◆ Listed entries:

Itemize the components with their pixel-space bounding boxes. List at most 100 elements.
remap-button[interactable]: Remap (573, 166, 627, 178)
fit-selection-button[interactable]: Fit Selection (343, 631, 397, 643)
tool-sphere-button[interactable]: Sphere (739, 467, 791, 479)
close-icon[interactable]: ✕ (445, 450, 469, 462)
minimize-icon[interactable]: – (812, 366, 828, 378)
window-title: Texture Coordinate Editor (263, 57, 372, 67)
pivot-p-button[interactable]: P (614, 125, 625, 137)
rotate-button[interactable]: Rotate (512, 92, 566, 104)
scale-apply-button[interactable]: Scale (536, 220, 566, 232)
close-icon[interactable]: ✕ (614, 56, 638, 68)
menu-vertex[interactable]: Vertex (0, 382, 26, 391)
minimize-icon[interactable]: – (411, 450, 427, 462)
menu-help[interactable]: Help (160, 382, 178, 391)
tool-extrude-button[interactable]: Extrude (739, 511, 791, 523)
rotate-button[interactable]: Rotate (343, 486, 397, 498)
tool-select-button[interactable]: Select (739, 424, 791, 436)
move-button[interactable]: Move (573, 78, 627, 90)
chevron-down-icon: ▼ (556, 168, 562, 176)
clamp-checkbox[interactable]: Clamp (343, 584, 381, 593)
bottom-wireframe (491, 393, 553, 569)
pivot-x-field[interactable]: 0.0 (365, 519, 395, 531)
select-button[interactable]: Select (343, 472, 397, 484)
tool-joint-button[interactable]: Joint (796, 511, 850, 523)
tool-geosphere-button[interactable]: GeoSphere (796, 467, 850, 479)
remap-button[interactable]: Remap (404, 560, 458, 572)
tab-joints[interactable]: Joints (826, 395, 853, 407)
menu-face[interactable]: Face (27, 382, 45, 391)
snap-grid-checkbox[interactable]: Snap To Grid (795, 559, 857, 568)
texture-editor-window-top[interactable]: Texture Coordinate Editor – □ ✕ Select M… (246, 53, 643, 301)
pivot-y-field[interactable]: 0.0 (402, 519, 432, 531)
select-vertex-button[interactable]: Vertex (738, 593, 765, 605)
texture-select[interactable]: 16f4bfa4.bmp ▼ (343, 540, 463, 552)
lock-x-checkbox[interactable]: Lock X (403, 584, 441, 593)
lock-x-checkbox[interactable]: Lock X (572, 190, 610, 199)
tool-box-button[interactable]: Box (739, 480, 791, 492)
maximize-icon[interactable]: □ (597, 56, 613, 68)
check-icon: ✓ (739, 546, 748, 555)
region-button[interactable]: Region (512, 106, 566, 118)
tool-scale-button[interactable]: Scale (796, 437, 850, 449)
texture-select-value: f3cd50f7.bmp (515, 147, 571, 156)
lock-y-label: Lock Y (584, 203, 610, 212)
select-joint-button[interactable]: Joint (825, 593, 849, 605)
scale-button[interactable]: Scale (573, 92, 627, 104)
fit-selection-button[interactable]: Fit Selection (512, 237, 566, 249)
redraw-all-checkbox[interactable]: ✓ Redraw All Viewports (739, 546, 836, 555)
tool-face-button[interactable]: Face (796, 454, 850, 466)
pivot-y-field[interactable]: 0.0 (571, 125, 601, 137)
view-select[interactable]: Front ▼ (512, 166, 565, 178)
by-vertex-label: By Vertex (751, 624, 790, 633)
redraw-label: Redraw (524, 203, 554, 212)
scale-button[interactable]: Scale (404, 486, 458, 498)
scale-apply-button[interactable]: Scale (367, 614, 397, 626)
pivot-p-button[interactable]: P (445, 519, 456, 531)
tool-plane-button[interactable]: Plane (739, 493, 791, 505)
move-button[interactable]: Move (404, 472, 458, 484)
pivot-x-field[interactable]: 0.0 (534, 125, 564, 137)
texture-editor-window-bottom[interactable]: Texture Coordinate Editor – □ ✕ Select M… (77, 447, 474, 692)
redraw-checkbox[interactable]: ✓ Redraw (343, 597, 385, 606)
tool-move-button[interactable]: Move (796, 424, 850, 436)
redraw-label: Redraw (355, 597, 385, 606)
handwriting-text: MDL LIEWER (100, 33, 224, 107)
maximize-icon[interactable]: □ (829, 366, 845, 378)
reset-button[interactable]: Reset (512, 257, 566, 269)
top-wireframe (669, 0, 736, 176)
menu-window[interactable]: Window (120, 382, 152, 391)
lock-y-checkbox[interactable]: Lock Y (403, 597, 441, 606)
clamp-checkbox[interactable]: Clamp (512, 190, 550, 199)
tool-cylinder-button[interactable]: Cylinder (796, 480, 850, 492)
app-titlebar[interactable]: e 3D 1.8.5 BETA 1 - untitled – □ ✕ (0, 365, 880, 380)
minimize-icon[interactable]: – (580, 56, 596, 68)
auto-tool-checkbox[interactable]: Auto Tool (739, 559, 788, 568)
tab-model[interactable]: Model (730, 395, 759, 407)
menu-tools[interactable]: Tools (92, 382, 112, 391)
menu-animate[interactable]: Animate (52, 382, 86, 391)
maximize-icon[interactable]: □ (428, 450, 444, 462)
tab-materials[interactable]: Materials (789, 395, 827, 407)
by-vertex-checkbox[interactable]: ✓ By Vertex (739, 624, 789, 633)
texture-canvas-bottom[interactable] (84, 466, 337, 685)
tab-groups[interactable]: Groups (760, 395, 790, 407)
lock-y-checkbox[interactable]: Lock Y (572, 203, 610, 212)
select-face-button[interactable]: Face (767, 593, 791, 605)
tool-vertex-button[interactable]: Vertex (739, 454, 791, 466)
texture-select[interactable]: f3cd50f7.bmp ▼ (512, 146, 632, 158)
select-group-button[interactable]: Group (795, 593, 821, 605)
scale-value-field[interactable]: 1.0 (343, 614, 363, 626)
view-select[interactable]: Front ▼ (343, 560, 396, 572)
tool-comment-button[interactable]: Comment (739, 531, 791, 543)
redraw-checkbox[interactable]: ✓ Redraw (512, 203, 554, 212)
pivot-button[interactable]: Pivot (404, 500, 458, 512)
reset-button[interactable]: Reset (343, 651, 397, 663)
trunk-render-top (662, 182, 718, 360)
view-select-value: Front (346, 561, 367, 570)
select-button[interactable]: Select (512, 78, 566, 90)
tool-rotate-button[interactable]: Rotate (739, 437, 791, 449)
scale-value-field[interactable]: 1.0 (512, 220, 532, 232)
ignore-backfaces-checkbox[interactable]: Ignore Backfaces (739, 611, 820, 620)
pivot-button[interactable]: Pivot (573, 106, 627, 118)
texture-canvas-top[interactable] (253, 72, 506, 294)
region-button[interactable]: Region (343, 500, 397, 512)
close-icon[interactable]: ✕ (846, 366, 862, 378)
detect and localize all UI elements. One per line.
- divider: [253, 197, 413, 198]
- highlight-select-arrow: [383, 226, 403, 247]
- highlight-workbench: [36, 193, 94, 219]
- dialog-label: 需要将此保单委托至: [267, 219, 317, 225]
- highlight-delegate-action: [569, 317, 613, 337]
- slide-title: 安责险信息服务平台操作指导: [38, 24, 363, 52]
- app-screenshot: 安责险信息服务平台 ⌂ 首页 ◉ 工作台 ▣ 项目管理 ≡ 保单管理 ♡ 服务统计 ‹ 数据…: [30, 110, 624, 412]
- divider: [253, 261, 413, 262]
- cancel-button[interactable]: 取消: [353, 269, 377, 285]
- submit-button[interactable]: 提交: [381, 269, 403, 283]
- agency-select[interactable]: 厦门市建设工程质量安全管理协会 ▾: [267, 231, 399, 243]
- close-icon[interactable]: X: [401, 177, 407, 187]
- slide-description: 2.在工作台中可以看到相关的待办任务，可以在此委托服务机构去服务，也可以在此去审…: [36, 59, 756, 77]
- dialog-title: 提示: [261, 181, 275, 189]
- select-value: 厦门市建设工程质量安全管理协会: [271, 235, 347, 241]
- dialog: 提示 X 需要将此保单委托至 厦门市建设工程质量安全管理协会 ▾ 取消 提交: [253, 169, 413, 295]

◆ Aim of the task: Put everything from the first line of the data down to and including the line containing "move-button[interactable]: Move (573, 78, 627, 90)" into a Markdown table with the columns Row and Data line, numbering each line and omitting any blank lines.

◆ Task answer:
| Row | Data line |
|---|---|
| 1 | Itemize the components with their pixel-space bounding boxes. List at most 100 elements. |
| 2 | remap-button[interactable]: Remap (573, 166, 627, 178) |
| 3 | fit-selection-button[interactable]: Fit Selection (343, 631, 397, 643) |
| 4 | tool-sphere-button[interactable]: Sphere (739, 467, 791, 479) |
| 5 | close-icon[interactable]: ✕ (445, 450, 469, 462) |
| 6 | minimize-icon[interactable]: – (812, 366, 828, 378) |
| 7 | window-title: Texture Coordinate Editor (263, 57, 372, 67) |
| 8 | pivot-p-button[interactable]: P (614, 125, 625, 137) |
| 9 | rotate-button[interactable]: Rotate (512, 92, 566, 104) |
| 10 | scale-apply-button[interactable]: Scale (536, 220, 566, 232) |
| 11 | close-icon[interactable]: ✕ (614, 56, 638, 68) |
| 12 | menu-vertex[interactable]: Vertex (0, 382, 26, 391) |
| 13 | minimize-icon[interactable]: – (411, 450, 427, 462) |
| 14 | menu-help[interactable]: Help (160, 382, 178, 391) |
| 15 | tool-extrude-button[interactable]: Extrude (739, 511, 791, 523) |
| 16 | rotate-button[interactable]: Rotate (343, 486, 397, 498) |
| 17 | tool-select-button[interactable]: Select (739, 424, 791, 436) |
| 18 | move-button[interactable]: Move (573, 78, 627, 90) |